------ SUPPLIED ENTRIES

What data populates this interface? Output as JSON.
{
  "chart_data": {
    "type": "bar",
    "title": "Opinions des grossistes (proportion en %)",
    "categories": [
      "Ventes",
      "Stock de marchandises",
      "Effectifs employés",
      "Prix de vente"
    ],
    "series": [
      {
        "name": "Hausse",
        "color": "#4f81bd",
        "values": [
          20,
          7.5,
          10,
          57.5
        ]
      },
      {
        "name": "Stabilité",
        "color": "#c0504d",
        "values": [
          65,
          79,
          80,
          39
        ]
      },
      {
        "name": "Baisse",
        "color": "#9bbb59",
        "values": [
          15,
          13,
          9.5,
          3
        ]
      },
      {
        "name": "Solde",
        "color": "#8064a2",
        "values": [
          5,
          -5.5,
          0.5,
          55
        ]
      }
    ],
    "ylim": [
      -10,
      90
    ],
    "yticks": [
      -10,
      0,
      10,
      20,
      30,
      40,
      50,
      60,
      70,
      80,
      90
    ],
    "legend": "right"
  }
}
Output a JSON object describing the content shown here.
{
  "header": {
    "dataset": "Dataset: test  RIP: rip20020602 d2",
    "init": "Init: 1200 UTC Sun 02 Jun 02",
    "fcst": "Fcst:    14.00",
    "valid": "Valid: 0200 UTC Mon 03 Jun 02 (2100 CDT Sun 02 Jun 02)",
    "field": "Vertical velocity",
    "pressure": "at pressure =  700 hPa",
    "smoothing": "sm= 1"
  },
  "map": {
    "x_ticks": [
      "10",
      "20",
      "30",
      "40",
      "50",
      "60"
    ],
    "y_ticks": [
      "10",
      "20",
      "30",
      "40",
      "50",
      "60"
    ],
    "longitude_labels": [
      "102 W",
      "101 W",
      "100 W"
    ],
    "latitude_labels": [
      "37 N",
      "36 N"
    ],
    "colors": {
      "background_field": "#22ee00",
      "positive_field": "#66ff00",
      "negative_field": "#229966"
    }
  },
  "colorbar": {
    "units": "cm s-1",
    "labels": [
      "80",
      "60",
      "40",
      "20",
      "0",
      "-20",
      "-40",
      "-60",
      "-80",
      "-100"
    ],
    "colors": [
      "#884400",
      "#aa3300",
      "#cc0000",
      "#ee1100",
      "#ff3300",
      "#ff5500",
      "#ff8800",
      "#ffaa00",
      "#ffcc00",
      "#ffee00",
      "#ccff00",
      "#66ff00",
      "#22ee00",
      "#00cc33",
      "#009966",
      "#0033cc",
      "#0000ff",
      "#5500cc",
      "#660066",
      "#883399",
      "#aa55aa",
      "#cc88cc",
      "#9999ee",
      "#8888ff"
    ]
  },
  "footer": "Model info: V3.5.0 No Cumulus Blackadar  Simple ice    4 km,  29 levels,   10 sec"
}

------------

— GIVEN INSTRUCTION —
Write out every entry exactly as given.

— RESULT —
What data populates this interface? Output as JSON.
{
  "chart_data": {
    "type": "bar",
    "title": "Opinions des grossistes (proportion en %)",
    "categories": [
      "Ventes",
      "Stock de marchandises",
      "Effectifs employés",
      "Prix de vente"
    ],
    "series": [
      {
        "name": "Hausse",
        "color": "#4f81bd",
        "values": [
          20,
          7.5,
          10,
          57.5
        ]
      },
      {
        "name": "Stabilité",
        "color": "#c0504d",
        "values": [
          65,
          79,
          80,
          39
        ]
      },
      {
        "name": "Baisse",
        "color": "#9bbb59",
        "values": [
          15,
          13,
          9.5,
          3
        ]
      },
      {
        "name": "Solde",
        "color": "#8064a2",
        "values": [
          5,
          -5.5,
          0.5,
          55
        ]
      }
    ],
    "ylim": [
      -10,
      90
    ],
    "yticks": [
      -10,
      0,
      10,
      20,
      30,
      40,
      50,
      60,
      70,
      80,
      90
    ],
    "legend": "right"
  }
}
Output a JSON object describing the content shown here.
{
  "header": {
    "dataset": "Dataset: test  RIP: rip20020602 d2",
    "init": "Init: 1200 UTC Sun 02 Jun 02",
    "fcst": "Fcst:    14.00",
    "valid": "Valid: 0200 UTC Mon 03 Jun 02 (2100 CDT Sun 02 Jun 02)",
    "field": "Vertical velocity",
    "pressure": "at pressure =  700 hPa",
    "smoothing": "sm= 1"
  },
  "map": {
    "x_ticks": [
      "10",
      "20",
      "30",
      "40",
      "50",
      "60"
    ],
    "y_ticks": [
      "10",
      "20",
      "30",
      "40",
      "50",
      "60"
    ],
    "longitude_labels": [
      "102 W",
      "101 W",
      "100 W"
    ],
    "latitude_labels": [
      "37 N",
      "36 N"
    ],
    "colors": {
      "background_field": "#22ee00",
      "positive_field": "#66ff00",
      "negative_field": "#229966"
    }
  },
  "colorbar": {
    "units": "cm s-1",
    "labels": [
      "80",
      "60",
      "40",
      "20",
      "0",
      "-20",
      "-40",
      "-60",
      "-80",
      "-100"
    ],
    "colors": [
      "#884400",
      "#aa3300",
      "#cc0000",
      "#ee1100",
      "#ff3300",
      "#ff5500",
      "#ff8800",
      "#ffaa00",
      "#ffcc00",
      "#ffee00",
      "#ccff00",
      "#66ff00",
      "#22ee00",
      "#00cc33",
      "#009966",
      "#0033cc",
      "#0000ff",
      "#5500cc",
      "#660066",
      "#883399",
      "#aa55aa",
      "#cc88cc",
      "#9999ee",
      "#8888ff"
    ]
  },
  "footer": "Model info: V3.5.0 No Cumulus Blackadar  Simple ice    4 km,  29 levels,   10 sec"
}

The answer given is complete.